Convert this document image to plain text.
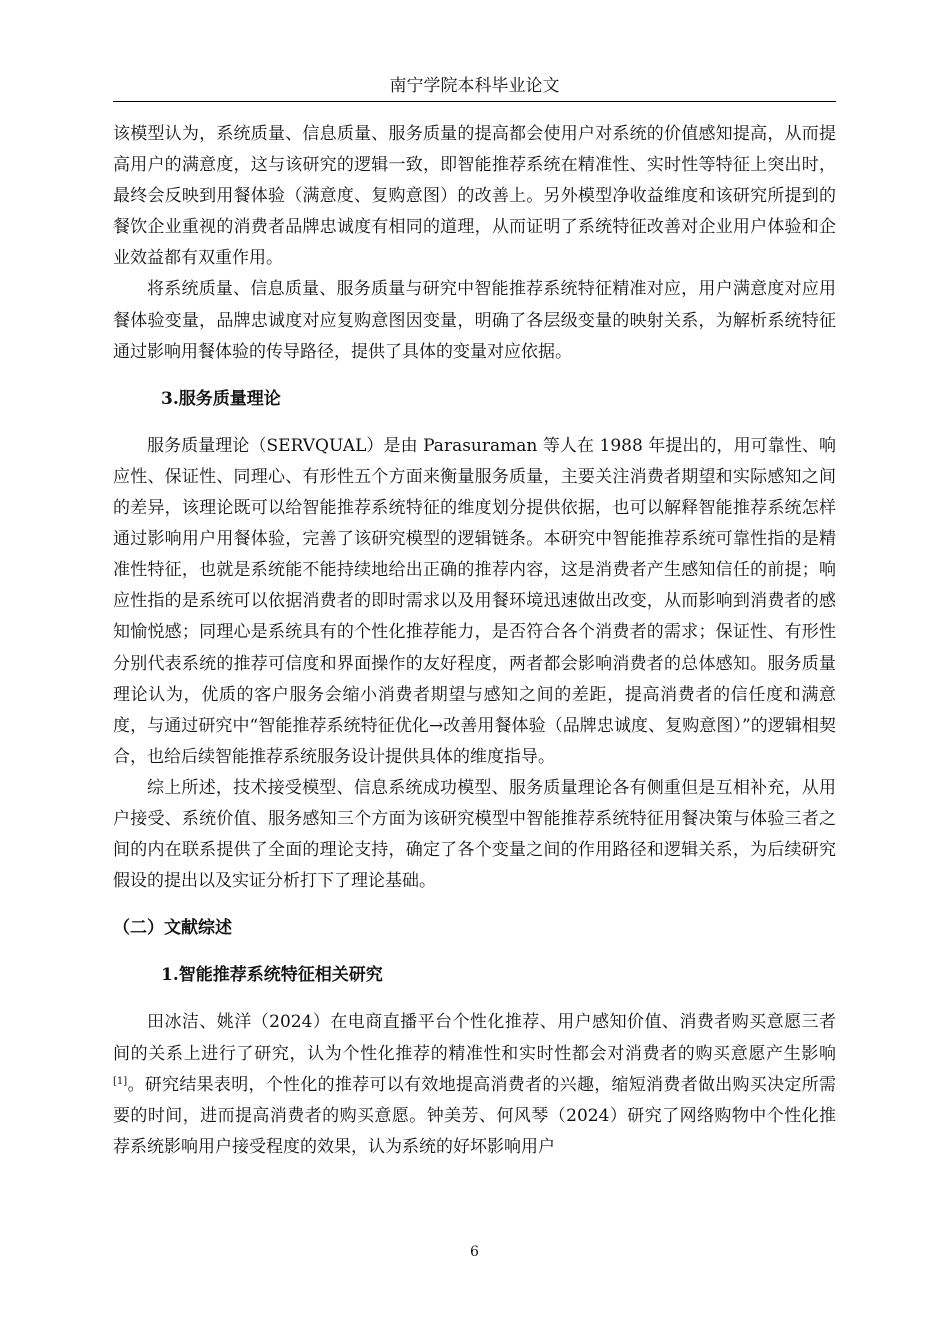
南宁学院本科毕业论文

该模型认为，系统质量、信息质量、服务质量的提高都会使用户对系统的价值感知提高，从而提高用户的满意度，这与该研究的逻辑一致，即智能推荐系统在精准性、实时性等特征上突出时，最终会反映到用餐体验（满意度、复购意图）的改善上。另外模型净收益维度和该研究所提到的餐饮企业重视的消费者品牌忠诚度有相同的道理，从而证明了系统特征改善对企业用户体验和企业效益都有双重作用。

将系统质量、信息质量、服务质量与研究中智能推荐系统特征精准对应，用户满意度对应用餐体验变量，品牌忠诚度对应复购意图因变量，明确了各层级变量的映射关系，为解析系统特征通过影响用餐体验的传导路径，提供了具体的变量对应依据。

3.服务质量理论

服务质量理论（SERVQUAL）是由 Parasuraman 等人在 1988 年提出的，用可靠性、响应性、保证性、同理心、有形性五个方面来衡量服务质量，主要关注消费者期望和实际感知之间的差异，该理论既可以给智能推荐系统特征的维度划分提供依据，也可以解释智能推荐系统怎样通过影响用户用餐体验，完善了该研究模型的逻辑链条。本研究中智能推荐系统可靠性指的是精准性特征，也就是系统能不能持续地给出正确的推荐内容，这是消费者产生感知信任的前提；响应性指的是系统可以依据消费者的即时需求以及用餐环境迅速做出改变，从而影响到消费者的感知愉悦感；同理心是系统具有的个性化推荐能力，是否符合各个消费者的需求；保证性、有形性分别代表系统的推荐可信度和界面操作的友好程度，两者都会影响消费者的总体感知。服务质量理论认为，优质的客户服务会缩小消费者期望与感知之间的差距，提高消费者的信任度和满意度，与通过研究中“智能推荐系统特征优化→改善用餐体验（品牌忠诚度、复购意图）”的逻辑相契合，也给后续智能推荐系统服务设计提供具体的维度指导。

综上所述，技术接受模型、信息系统成功模型、服务质量理论各有侧重但是互相补充，从用户接受、系统价值、服务感知三个方面为该研究模型中智能推荐系统特征用餐决策与体验三者之间的内在联系提供了全面的理论支持，确定了各个变量之间的作用路径和逻辑关系，为后续研究假设的提出以及实证分析打下了理论基础。

（二）文献综述

1.智能推荐系统特征相关研究

田冰洁、姚洋（2024）在电商直播平台个性化推荐、用户感知价值、消费者购买意愿三者间的关系上进行了研究，认为个性化推荐的精准性和实时性都会对消费者的购买意愿产生影响[1]。研究结果表明，个性化的推荐可以有效地提高消费者的兴趣，缩短消费者做出购买决定所需要的时间，进而提高消费者的购买意愿。钟美芳、何风琴（2024）研究了网络购物中个性化推荐系统影响用户接受程度的效果，认为系统的好坏影响用户

6
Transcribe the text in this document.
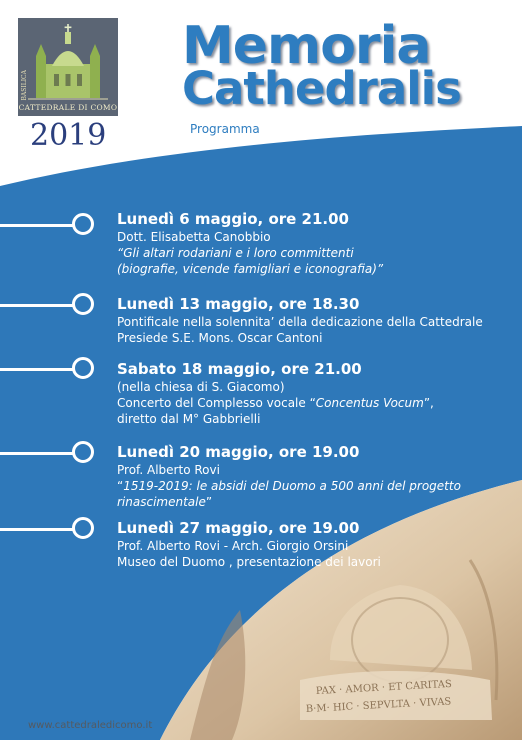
BASILICA
CATTEDRALE DI COMO
2019
Memoria
Cathedralis
Programma
PAX · AMOR · ET CARITAS
B·M· HIC · SEPVLTA · VIVAS
Lunedì 6 maggio, ore 21.00
Dott. Elisabetta Canobbio
“Gli altari rodariani e i loro committenti
(biografie, vicende famigliari e iconografia)”
Lunedì 13 maggio, ore 18.30
Pontificale nella solennita’ della dedicazione della Cattedrale
Presiede S.E. Mons. Oscar Cantoni
Sabato 18 maggio, ore 21.00
(nella chiesa di S. Giacomo)
Concerto del Complesso vocale “Concentus Vocum”,
diretto dal M° Gabbrielli
Lunedì 20 maggio, ore 19.00
Prof. Alberto Rovi
“1519-2019: le absidi del Duomo a 500 anni del progetto
rinascimentale”
Lunedì 27 maggio, ore 19.00
Prof. Alberto Rovi - Arch. Giorgio Orsini
Museo del Duomo , presentazione dei lavori
www.cattedraledicomo.it
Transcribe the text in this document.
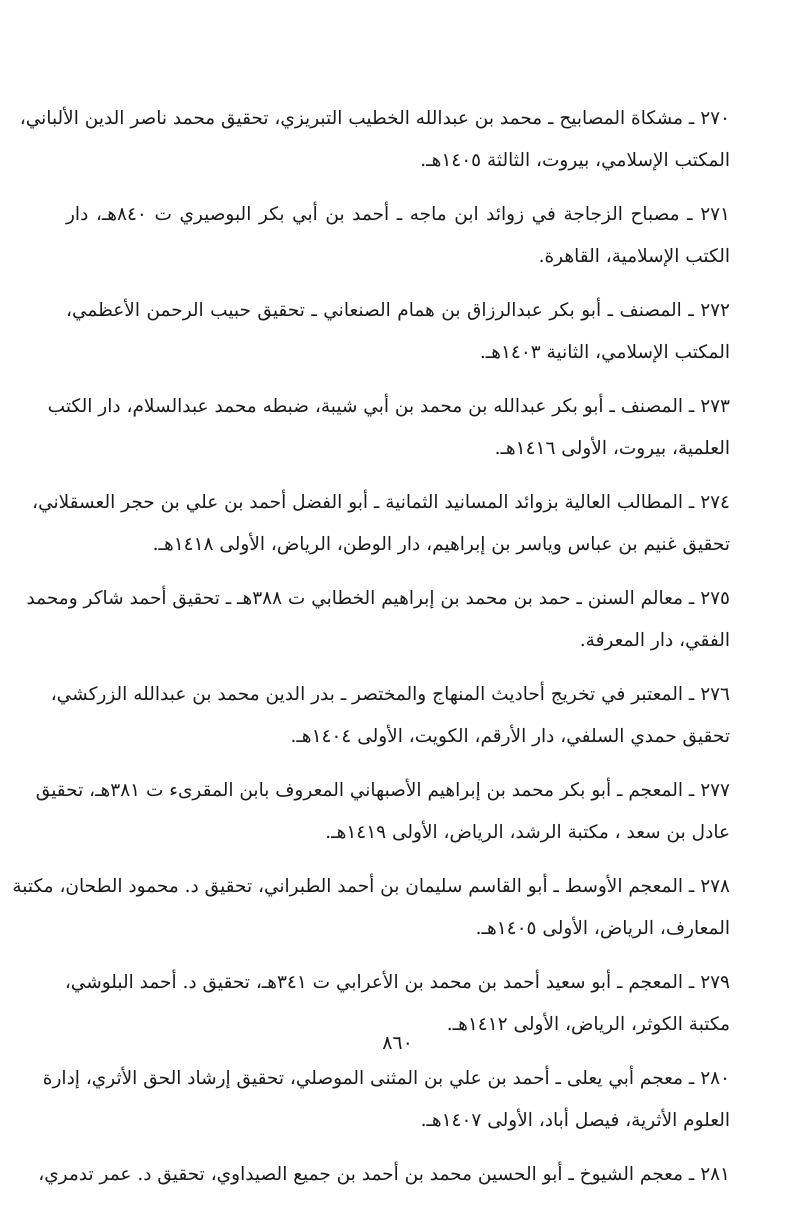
٢٧٠ ـ مشكاة المصابيح ـ محمد بن عبدالله الخطيب التبريزي، تحقيق محمد ناصر الدين الألباني،
المكتب الإسلامي، بيروت، الثالثة ١٤٠٥هـ.
٢٧١ ـ مصباح الزجاجة في زوائد ابن ماجه ـ أحمد بن أبي بكر البوصيري ت ٨٤٠هـ، دار
الكتب الإسلامية، القاهرة.
٢٧٢ ـ المصنف ـ أبو بكر عبدالرزاق بن همام الصنعاني ـ تحقيق حبيب الرحمن الأعظمي،
المكتب الإسلامي، الثانية ١٤٠٣هـ.
٢٧٣ ـ المصنف ـ أبو بكر عبدالله بن محمد بن أبي شيبة، ضبطه محمد عبدالسلام، دار الكتب
العلمية، بيروت، الأولى ١٤١٦هـ.
٢٧٤ ـ المطالب العالية بزوائد المسانيد الثمانية ـ أبو الفضل أحمد بن علي بن حجر العسقلاني،
تحقيق غنيم بن عباس وياسر بن إبراهيم، دار الوطن، الرياض، الأولى ١٤١٨هـ.
٢٧٥ ـ معالم السنن ـ حمد بن محمد بن إبراهيم الخطابي ت ٣٨٨هـ ـ تحقيق أحمد شاكر ومحمد
الفقي، دار المعرفة.
٢٧٦ ـ المعتبر في تخريج أحاديث المنهاج والمختصر ـ بدر الدين محمد بن عبدالله الزركشي،
تحقيق حمدي السلفي، دار الأرقم، الكويت، الأولى ١٤٠٤هـ.
٢٧٧ ـ المعجم ـ أبو بكر محمد بن إبراهيم الأصبهاني المعروف بابن المقرىء ت ٣٨١هـ، تحقيق
عادل بن سعد ، مكتبة الرشد، الرياض، الأولى ١٤١٩هـ.
٢٧٨ ـ المعجم الأوسط ـ أبو القاسم سليمان بن أحمد الطبراني، تحقيق د. محمود الطحان، مكتبة
المعارف، الرياض، الأولى ١٤٠٥هـ.
٢٧٩ ـ المعجم ـ أبو سعيد أحمد بن محمد بن الأعرابي ت ٣٤١هـ، تحقيق د. أحمد البلوشي،
مكتبة الكوثر، الرياض، الأولى ١٤١٢هـ.
٢٨٠ ـ معجم أبي يعلى ـ أحمد بن علي بن المثنى الموصلي، تحقيق إرشاد الحق الأثري، إدارة
العلوم الأثرية، فيصل أباد، الأولى ١٤٠٧هـ.
٢٨١ ـ معجم الشيوخ ـ أبو الحسين محمد بن أحمد بن جميع الصيداوي، تحقيق د. عمر تدمري،
٨٦٠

◆ ◆ ◆ ◆ ◆

Request ->
Transcribe all entries above exactly. Drop the pictures.

Answer ->
Convert this document image to plain text.
南宁学院本科毕业论文

该模型认为，系统质量、信息质量、服务质量的提高都会使用户对系统的价值感知提高，从而提高用户的满意度，这与该研究的逻辑一致，即智能推荐系统在精准性、实时性等特征上突出时，最终会反映到用餐体验（满意度、复购意图）的改善上。另外模型净收益维度和该研究所提到的餐饮企业重视的消费者品牌忠诚度有相同的道理，从而证明了系统特征改善对企业用户体验和企业效益都有双重作用。

将系统质量、信息质量、服务质量与研究中智能推荐系统特征精准对应，用户满意度对应用餐体验变量，品牌忠诚度对应复购意图因变量，明确了各层级变量的映射关系，为解析系统特征通过影响用餐体验的传导路径，提供了具体的变量对应依据。

3.服务质量理论

服务质量理论（SERVQUAL）是由 Parasuraman 等人在 1988 年提出的，用可靠性、响应性、保证性、同理心、有形性五个方面来衡量服务质量，主要关注消费者期望和实际感知之间的差异，该理论既可以给智能推荐系统特征的维度划分提供依据，也可以解释智能推荐系统怎样通过影响用户用餐体验，完善了该研究模型的逻辑链条。本研究中智能推荐系统可靠性指的是精准性特征，也就是系统能不能持续地给出正确的推荐内容，这是消费者产生感知信任的前提；响应性指的是系统可以依据消费者的即时需求以及用餐环境迅速做出改变，从而影响到消费者的感知愉悦感；同理心是系统具有的个性化推荐能力，是否符合各个消费者的需求；保证性、有形性分别代表系统的推荐可信度和界面操作的友好程度，两者都会影响消费者的总体感知。服务质量理论认为，优质的客户服务会缩小消费者期望与感知之间的差距，提高消费者的信任度和满意度，与通过研究中“智能推荐系统特征优化→改善用餐体验（品牌忠诚度、复购意图）”的逻辑相契合，也给后续智能推荐系统服务设计提供具体的维度指导。

综上所述，技术接受模型、信息系统成功模型、服务质量理论各有侧重但是互相补充，从用户接受、系统价值、服务感知三个方面为该研究模型中智能推荐系统特征用餐决策与体验三者之间的内在联系提供了全面的理论支持，确定了各个变量之间的作用路径和逻辑关系，为后续研究假设的提出以及实证分析打下了理论基础。

（二）文献综述

1.智能推荐系统特征相关研究

田冰洁、姚洋（2024）在电商直播平台个性化推荐、用户感知价值、消费者购买意愿三者间的关系上进行了研究，认为个性化推荐的精准性和实时性都会对消费者的购买意愿产生影响[1]。研究结果表明，个性化的推荐可以有效地提高消费者的兴趣，缩短消费者做出购买决定所需要的时间，进而提高消费者的购买意愿。钟美芳、何风琴（2024）研究了网络购物中个性化推荐系统影响用户接受程度的效果，认为系统的好坏影响用户

6
Transcribe the text in this document.
BASILICA
CATTEDRALE DI COMO
2019
Memoria
Cathedralis
Programma
PAX · AMOR · ET CARITAS
B·M· HIC · SEPVLTA · VIVAS
Lunedì 6 maggio, ore 21.00
Dott. Elisabetta Canobbio
“Gli altari rodariani e i loro committenti
(biografie, vicende famigliari e iconografia)”
Lunedì 13 maggio, ore 18.30
Pontificale nella solennita’ della dedicazione della Cattedrale
Presiede S.E. Mons. Oscar Cantoni
Sabato 18 maggio, ore 21.00
(nella chiesa di S. Giacomo)
Concerto del Complesso vocale “Concentus Vocum”,
diretto dal M° Gabbrielli
Lunedì 20 maggio, ore 19.00
Prof. Alberto Rovi
“1519-2019: le absidi del Duomo a 500 anni del progetto
rinascimentale”
Lunedì 27 maggio, ore 19.00
Prof. Alberto Rovi - Arch. Giorgio Orsini
Museo del Duomo , presentazione dei lavori
www.cattedraledicomo.it
Transcribe the text in this document.
٢٧٠ ـ مشكاة المصابيح ـ محمد بن عبدالله الخطيب التبريزي، تحقيق محمد ناصر الدين الألباني،
المكتب الإسلامي، بيروت، الثالثة ١٤٠٥هـ.
٢٧١ ـ مصباح الزجاجة في زوائد ابن ماجه ـ أحمد بن أبي بكر البوصيري ت ٨٤٠هـ، دار
الكتب الإسلامية، القاهرة.
٢٧٢ ـ المصنف ـ أبو بكر عبدالرزاق بن همام الصنعاني ـ تحقيق حبيب الرحمن الأعظمي،
المكتب الإسلامي، الثانية ١٤٠٣هـ.
٢٧٣ ـ المصنف ـ أبو بكر عبدالله بن محمد بن أبي شيبة، ضبطه محمد عبدالسلام، دار الكتب
العلمية، بيروت، الأولى ١٤١٦هـ.
٢٧٤ ـ المطالب العالية بزوائد المسانيد الثمانية ـ أبو الفضل أحمد بن علي بن حجر العسقلاني،
تحقيق غنيم بن عباس وياسر بن إبراهيم، دار الوطن، الرياض، الأولى ١٤١٨هـ.
٢٧٥ ـ معالم السنن ـ حمد بن محمد بن إبراهيم الخطابي ت ٣٨٨هـ ـ تحقيق أحمد شاكر ومحمد
الفقي، دار المعرفة.
٢٧٦ ـ المعتبر في تخريج أحاديث المنهاج والمختصر ـ بدر الدين محمد بن عبدالله الزركشي،
تحقيق حمدي السلفي، دار الأرقم، الكويت، الأولى ١٤٠٤هـ.
٢٧٧ ـ المعجم ـ أبو بكر محمد بن إبراهيم الأصبهاني المعروف بابن المقرىء ت ٣٨١هـ، تحقيق
عادل بن سعد ، مكتبة الرشد، الرياض، الأولى ١٤١٩هـ.
٢٧٨ ـ المعجم الأوسط ـ أبو القاسم سليمان بن أحمد الطبراني، تحقيق د. محمود الطحان، مكتبة
المعارف، الرياض، الأولى ١٤٠٥هـ.
٢٧٩ ـ المعجم ـ أبو سعيد أحمد بن محمد بن الأعرابي ت ٣٤١هـ، تحقيق د. أحمد البلوشي،
مكتبة الكوثر، الرياض، الأولى ١٤١٢هـ.
٢٨٠ ـ معجم أبي يعلى ـ أحمد بن علي بن المثنى الموصلي، تحقيق إرشاد الحق الأثري، إدارة
العلوم الأثرية، فيصل أباد، الأولى ١٤٠٧هـ.
٢٨١ ـ معجم الشيوخ ـ أبو الحسين محمد بن أحمد بن جميع الصيداوي، تحقيق د. عمر تدمري،
٨٦٠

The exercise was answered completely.